Exercise objective >>
All entries are to be quoted exactly; the images stay out of the copy.

Data for this task >>
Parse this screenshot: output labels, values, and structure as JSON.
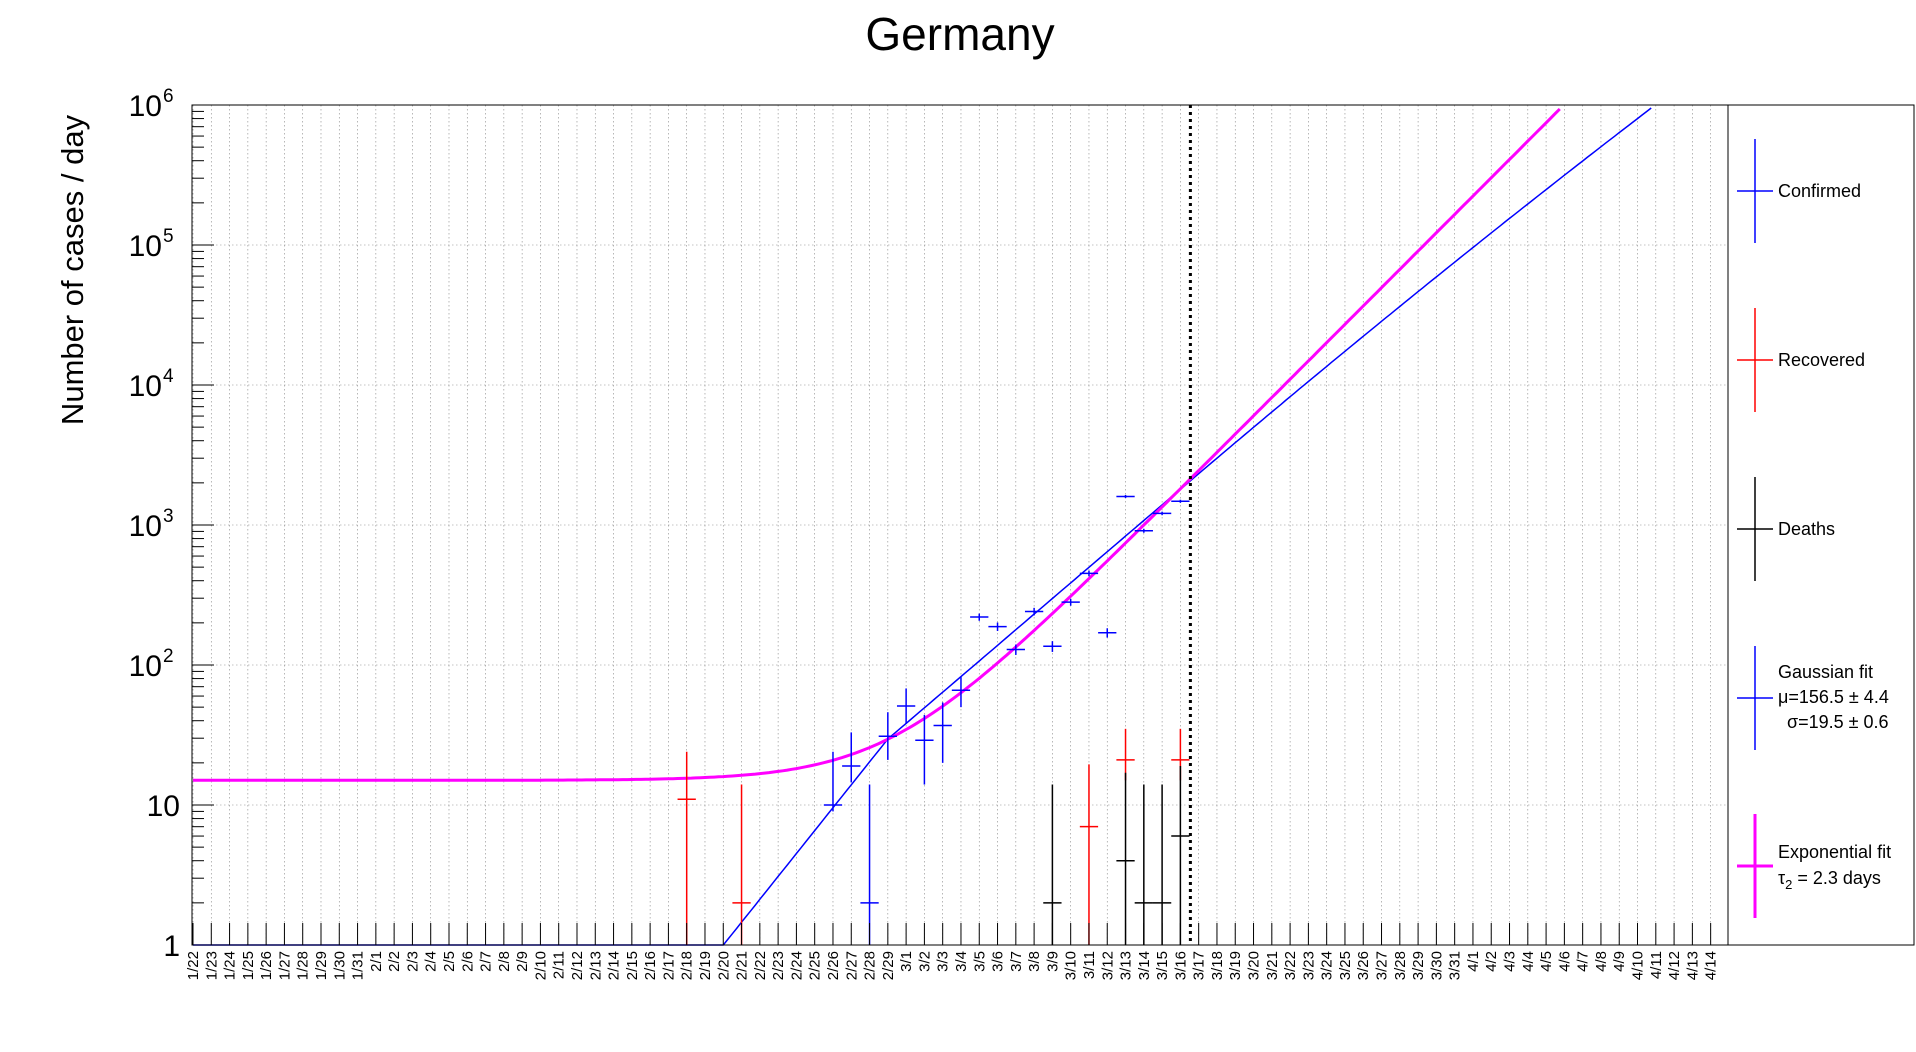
{
  "chart_data": {
    "type": "scatter",
    "title": "Germany",
    "xlabel": "",
    "ylabel": "Number of cases / day",
    "yscale": "log",
    "ylim": [
      1,
      1000000
    ],
    "y_ticks": [
      {
        "value": 1,
        "base": "1",
        "exp": ""
      },
      {
        "value": 10,
        "base": "10",
        "exp": ""
      },
      {
        "value": 100,
        "base": "10",
        "exp": "2"
      },
      {
        "value": 1000,
        "base": "10",
        "exp": "3"
      },
      {
        "value": 10000,
        "base": "10",
        "exp": "4"
      },
      {
        "value": 100000,
        "base": "10",
        "exp": "5"
      },
      {
        "value": 1000000,
        "base": "10",
        "exp": "6"
      }
    ],
    "grid": true,
    "current_date_marker": "3/16",
    "x_dates": [
      "1/22",
      "1/23",
      "1/24",
      "1/25",
      "1/26",
      "1/27",
      "1/28",
      "1/29",
      "1/30",
      "1/31",
      "2/1",
      "2/2",
      "2/3",
      "2/4",
      "2/5",
      "2/6",
      "2/7",
      "2/8",
      "2/9",
      "2/10",
      "2/11",
      "2/12",
      "2/13",
      "2/14",
      "2/15",
      "2/16",
      "2/17",
      "2/18",
      "2/19",
      "2/20",
      "2/21",
      "2/22",
      "2/23",
      "2/24",
      "2/25",
      "2/26",
      "2/27",
      "2/28",
      "2/29",
      "3/1",
      "3/2",
      "3/3",
      "3/4",
      "3/5",
      "3/6",
      "3/7",
      "3/8",
      "3/9",
      "3/10",
      "3/11",
      "3/12",
      "3/13",
      "3/14",
      "3/15",
      "3/16",
      "3/17",
      "3/18",
      "3/19",
      "3/20",
      "3/21",
      "3/22",
      "3/23",
      "3/24",
      "3/25",
      "3/26",
      "3/27",
      "3/28",
      "3/29",
      "3/30",
      "3/31",
      "4/1",
      "4/2",
      "4/3",
      "4/4",
      "4/5",
      "4/6",
      "4/7",
      "4/8",
      "4/9",
      "4/10",
      "4/11",
      "4/12",
      "4/13",
      "4/14"
    ],
    "series": [
      {
        "name": "Confirmed",
        "color": "#0000ff",
        "points": [
          {
            "x": "2/26",
            "y": 10,
            "err_low": 9,
            "err_high": 24
          },
          {
            "x": "2/27",
            "y": 19,
            "err_low": 14.5,
            "err_high": 33
          },
          {
            "x": "2/28",
            "y": 2,
            "err_low": 1,
            "err_high": 14
          },
          {
            "x": "2/29",
            "y": 31,
            "err_low": 21,
            "err_high": 46
          },
          {
            "x": "3/1",
            "y": 51,
            "err_low": 38,
            "err_high": 68
          },
          {
            "x": "3/2",
            "y": 29,
            "err_low": 14,
            "err_high": 44
          },
          {
            "x": "3/3",
            "y": 37,
            "err_low": 20,
            "err_high": 54
          },
          {
            "x": "3/4",
            "y": 66,
            "err_low": 50,
            "err_high": 82
          },
          {
            "x": "3/5",
            "y": 220,
            "err_low": 207,
            "err_high": 233
          },
          {
            "x": "3/6",
            "y": 188,
            "err_low": 175,
            "err_high": 201
          },
          {
            "x": "3/7",
            "y": 129,
            "err_low": 118,
            "err_high": 140
          },
          {
            "x": "3/8",
            "y": 241,
            "err_low": 226,
            "err_high": 256
          },
          {
            "x": "3/9",
            "y": 136,
            "err_low": 124,
            "err_high": 148
          },
          {
            "x": "3/10",
            "y": 281,
            "err_low": 265,
            "err_high": 297
          },
          {
            "x": "3/11",
            "y": 451,
            "err_low": 430,
            "err_high": 472
          },
          {
            "x": "3/12",
            "y": 170,
            "err_low": 157,
            "err_high": 183
          },
          {
            "x": "3/13",
            "y": 1597,
            "err_low": 1557,
            "err_high": 1637
          },
          {
            "x": "3/14",
            "y": 910,
            "err_low": 880,
            "err_high": 940
          },
          {
            "x": "3/15",
            "y": 1210,
            "err_low": 1175,
            "err_high": 1245
          },
          {
            "x": "3/16",
            "y": 1477,
            "err_low": 1439,
            "err_high": 1515
          }
        ]
      },
      {
        "name": "Recovered",
        "color": "#ff0000",
        "points": [
          {
            "x": "2/18",
            "y": 11,
            "err_low": 1,
            "err_high": 24
          },
          {
            "x": "2/21",
            "y": 2,
            "err_low": 1,
            "err_high": 14
          },
          {
            "x": "3/11",
            "y": 7,
            "err_low": 1,
            "err_high": 19.5
          },
          {
            "x": "3/13",
            "y": 21,
            "err_low": 15,
            "err_high": 35
          },
          {
            "x": "3/16",
            "y": 21,
            "err_low": 15,
            "err_high": 35
          }
        ]
      },
      {
        "name": "Deaths",
        "color": "#000000",
        "points": [
          {
            "x": "3/9",
            "y": 2,
            "err_low": 1,
            "err_high": 14
          },
          {
            "x": "3/13",
            "y": 4,
            "err_low": 1,
            "err_high": 17
          },
          {
            "x": "3/14",
            "y": 2,
            "err_low": 1,
            "err_high": 14
          },
          {
            "x": "3/15",
            "y": 2,
            "err_low": 1,
            "err_high": 14
          },
          {
            "x": "3/16",
            "y": 6,
            "err_low": 1,
            "err_high": 19
          }
        ]
      }
    ],
    "fits": [
      {
        "name": "Gaussian fit",
        "label_lines": [
          "Gaussian fit",
          "μ=156.5 ± 4.4",
          "σ=19.5 ± 0.6"
        ],
        "color": "#0000ff",
        "model": "gaussian",
        "mu": 156.5,
        "sigma": 19.5
      },
      {
        "name": "Exponential fit",
        "label_lines": [
          "Exponential fit",
          "τ",
          "2",
          " = 2.3 days"
        ],
        "color": "#ff00ff",
        "model": "exponential",
        "doubling_time_days": 2.3,
        "baseline": 15
      }
    ],
    "legend_position": "right"
  }
}
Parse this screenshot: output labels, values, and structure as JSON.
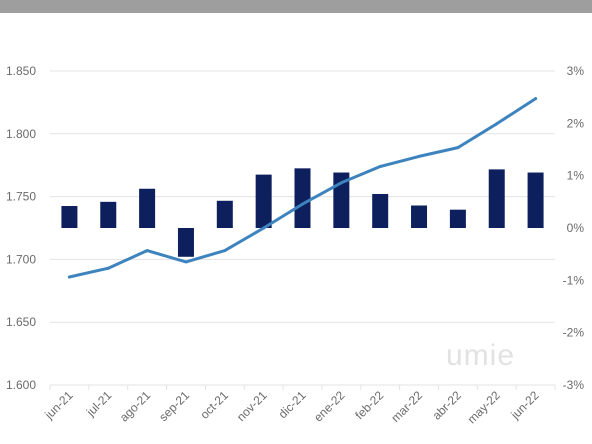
{
  "chart_data": {
    "type": "bar+line",
    "categories": [
      "jun-21",
      "jul-21",
      "ago-21",
      "sep-21",
      "oct-21",
      "nov-21",
      "dic-21",
      "ene-22",
      "feb-22",
      "mar-22",
      "abr-22",
      "may-22",
      "jun-22"
    ],
    "series": [
      {
        "type": "bar",
        "axis": "right",
        "values": [
          0.42,
          0.5,
          0.75,
          -0.55,
          0.52,
          1.02,
          1.14,
          1.06,
          0.65,
          0.43,
          0.35,
          1.12,
          1.06
        ]
      },
      {
        "type": "line",
        "axis": "left",
        "values": [
          1686,
          1693,
          1707,
          1698,
          1707,
          1725,
          1744,
          1761,
          1774,
          1782,
          1789,
          1808,
          1828
        ]
      }
    ],
    "y_left": {
      "min": 1600,
      "max": 1850,
      "ticks": [
        "1.850",
        "1.800",
        "1.750",
        "1.700",
        "1.650",
        "1.600"
      ]
    },
    "y_right": {
      "min": -3,
      "max": 3,
      "ticks": [
        "3%",
        "2%",
        "1%",
        "0%",
        "-1%",
        "-2%",
        "-3%"
      ]
    },
    "grid": true,
    "legend": "none",
    "colors": {
      "bar": "#0d1f5c",
      "line": "#3d84bf",
      "grid": "#e3e3e3",
      "topbar": "#9e9e9e"
    }
  },
  "watermark": "umie"
}
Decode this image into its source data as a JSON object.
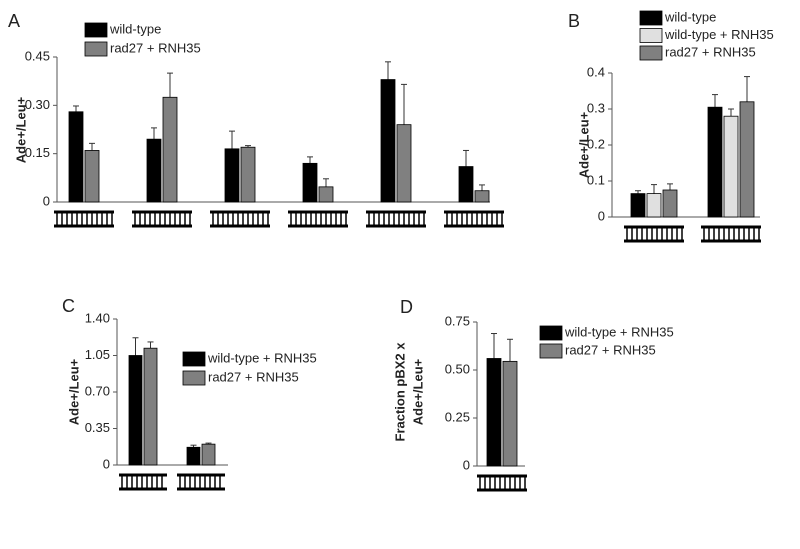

The result >>
Parse this screenshot: output labels, values, and structure as JSON.
{
  "chart_data": {
    "type": "scatter",
    "title": "Germany",
    "xlabel": "",
    "ylabel": "Number of cases / day",
    "yscale": "log",
    "ylim": [
      1,
      1000000
    ],
    "y_ticks": [
      {
        "value": 1,
        "base": "1",
        "exp": ""
      },
      {
        "value": 10,
        "base": "10",
        "exp": ""
      },
      {
        "value": 100,
        "base": "10",
        "exp": "2"
      },
      {
        "value": 1000,
        "base": "10",
        "exp": "3"
      },
      {
        "value": 10000,
        "base": "10",
        "exp": "4"
      },
      {
        "value": 100000,
        "base": "10",
        "exp": "5"
      },
      {
        "value": 1000000,
        "base": "10",
        "exp": "6"
      }
    ],
    "grid": true,
    "current_date_marker": "3/16",
    "x_dates": [
      "1/22",
      "1/23",
      "1/24",
      "1/25",
      "1/26",
      "1/27",
      "1/28",
      "1/29",
      "1/30",
      "1/31",
      "2/1",
      "2/2",
      "2/3",
      "2/4",
      "2/5",
      "2/6",
      "2/7",
      "2/8",
      "2/9",
      "2/10",
      "2/11",
      "2/12",
      "2/13",
      "2/14",
      "2/15",
      "2/16",
      "2/17",
      "2/18",
      "2/19",
      "2/20",
      "2/21",
      "2/22",
      "2/23",
      "2/24",
      "2/25",
      "2/26",
      "2/27",
      "2/28",
      "2/29",
      "3/1",
      "3/2",
      "3/3",
      "3/4",
      "3/5",
      "3/6",
      "3/7",
      "3/8",
      "3/9",
      "3/10",
      "3/11",
      "3/12",
      "3/13",
      "3/14",
      "3/15",
      "3/16",
      "3/17",
      "3/18",
      "3/19",
      "3/20",
      "3/21",
      "3/22",
      "3/23",
      "3/24",
      "3/25",
      "3/26",
      "3/27",
      "3/28",
      "3/29",
      "3/30",
      "3/31",
      "4/1",
      "4/2",
      "4/3",
      "4/4",
      "4/5",
      "4/6",
      "4/7",
      "4/8",
      "4/9",
      "4/10",
      "4/11",
      "4/12",
      "4/13",
      "4/14"
    ],
    "series": [
      {
        "name": "Confirmed",
        "color": "#0000ff",
        "points": [
          {
            "x": "2/26",
            "y": 10,
            "err_low": 9,
            "err_high": 24
          },
          {
            "x": "2/27",
            "y": 19,
            "err_low": 14.5,
            "err_high": 33
          },
          {
            "x": "2/28",
            "y": 2,
            "err_low": 1,
            "err_high": 14
          },
          {
            "x": "2/29",
            "y": 31,
            "err_low": 21,
            "err_high": 46
          },
          {
            "x": "3/1",
            "y": 51,
            "err_low": 38,
            "err_high": 68
          },
          {
            "x": "3/2",
            "y": 29,
            "err_low": 14,
            "err_high": 44
          },
          {
            "x": "3/3",
            "y": 37,
            "err_low": 20,
            "err_high": 54
          },
          {
            "x": "3/4",
            "y": 66,
            "err_low": 50,
            "err_high": 82
          },
          {
            "x": "3/5",
            "y": 220,
            "err_low": 207,
            "err_high": 233
          },
          {
            "x": "3/6",
            "y": 188,
            "err_low": 175,
            "err_high": 201
          },
          {
            "x": "3/7",
            "y": 129,
            "err_low": 118,
            "err_high": 140
          },
          {
            "x": "3/8",
            "y": 241,
            "err_low": 226,
            "err_high": 256
          },
          {
            "x": "3/9",
            "y": 136,
            "err_low": 124,
            "err_high": 148
          },
          {
            "x": "3/10",
            "y": 281,
            "err_low": 265,
            "err_high": 297
          },
          {
            "x": "3/11",
            "y": 451,
            "err_low": 430,
            "err_high": 472
          },
          {
            "x": "3/12",
            "y": 170,
            "err_low": 157,
            "err_high": 183
          },
          {
            "x": "3/13",
            "y": 1597,
            "err_low": 1557,
            "err_high": 1637
          },
          {
            "x": "3/14",
            "y": 910,
            "err_low": 880,
            "err_high": 940
          },
          {
            "x": "3/15",
            "y": 1210,
            "err_low": 1175,
            "err_high": 1245
          },
          {
            "x": "3/16",
            "y": 1477,
            "err_low": 1439,
            "err_high": 1515
          }
        ]
      },
      {
        "name": "Recovered",
        "color": "#ff0000",
        "points": [
          {
            "x": "2/18",
            "y": 11,
            "err_low": 1,
            "err_high": 24
          },
          {
            "x": "2/21",
            "y": 2,
            "err_low": 1,
            "err_high": 14
          },
          {
            "x": "3/11",
            "y": 7,
            "err_low": 1,
            "err_high": 19.5
          },
          {
            "x": "3/13",
            "y": 21,
            "err_low": 15,
            "err_high": 35
          },
          {
            "x": "3/16",
            "y": 21,
            "err_low": 15,
            "err_high": 35
          }
        ]
      },
      {
        "name": "Deaths",
        "color": "#000000",
        "points": [
          {
            "x": "3/9",
            "y": 2,
            "err_low": 1,
            "err_high": 14
          },
          {
            "x": "3/13",
            "y": 4,
            "err_low": 1,
            "err_high": 17
          },
          {
            "x": "3/14",
            "y": 2,
            "err_low": 1,
            "err_high": 14
          },
          {
            "x": "3/15",
            "y": 2,
            "err_low": 1,
            "err_high": 14
          },
          {
            "x": "3/16",
            "y": 6,
            "err_low": 1,
            "err_high": 19
          }
        ]
      }
    ],
    "fits": [
      {
        "name": "Gaussian fit",
        "label_lines": [
          "Gaussian fit",
          "μ=156.5 ± 4.4",
          "σ=19.5 ± 0.6"
        ],
        "color": "#0000ff",
        "model": "gaussian",
        "mu": 156.5,
        "sigma": 19.5
      },
      {
        "name": "Exponential fit",
        "label_lines": [
          "Exponential fit",
          "τ",
          "2",
          " = 2.3 days"
        ],
        "color": "#ff00ff",
        "model": "exponential",
        "doubling_time_days": 2.3,
        "baseline": 15
      }
    ],
    "legend_position": "right"
  }
}
Parse this screenshot: output labels, values, and structure as JSON.
{
  "chart_data": {
    "type": "bar+line",
    "categories": [
      "jun-21",
      "jul-21",
      "ago-21",
      "sep-21",
      "oct-21",
      "nov-21",
      "dic-21",
      "ene-22",
      "feb-22",
      "mar-22",
      "abr-22",
      "may-22",
      "jun-22"
    ],
    "series": [
      {
        "type": "bar",
        "axis": "right",
        "values": [
          0.42,
          0.5,
          0.75,
          -0.55,
          0.52,
          1.02,
          1.14,
          1.06,
          0.65,
          0.43,
          0.35,
          1.12,
          1.06
        ]
      },
      {
        "type": "line",
        "axis": "left",
        "values": [
          1686,
          1693,
          1707,
          1698,
          1707,
          1725,
          1744,
          1761,
          1774,
          1782,
          1789,
          1808,
          1828
        ]
      }
    ],
    "y_left": {
      "min": 1600,
      "max": 1850,
      "ticks": [
        "1.850",
        "1.800",
        "1.750",
        "1.700",
        "1.650",
        "1.600"
      ]
    },
    "y_right": {
      "min": -3,
      "max": 3,
      "ticks": [
        "3%",
        "2%",
        "1%",
        "0%",
        "-1%",
        "-2%",
        "-3%"
      ]
    },
    "grid": true,
    "legend": "none",
    "colors": {
      "bar": "#0d1f5c",
      "line": "#3d84bf",
      "grid": "#e3e3e3",
      "topbar": "#9e9e9e"
    }
  },
  "watermark": "umie"
}
Decode this image into its source data as a JSON object.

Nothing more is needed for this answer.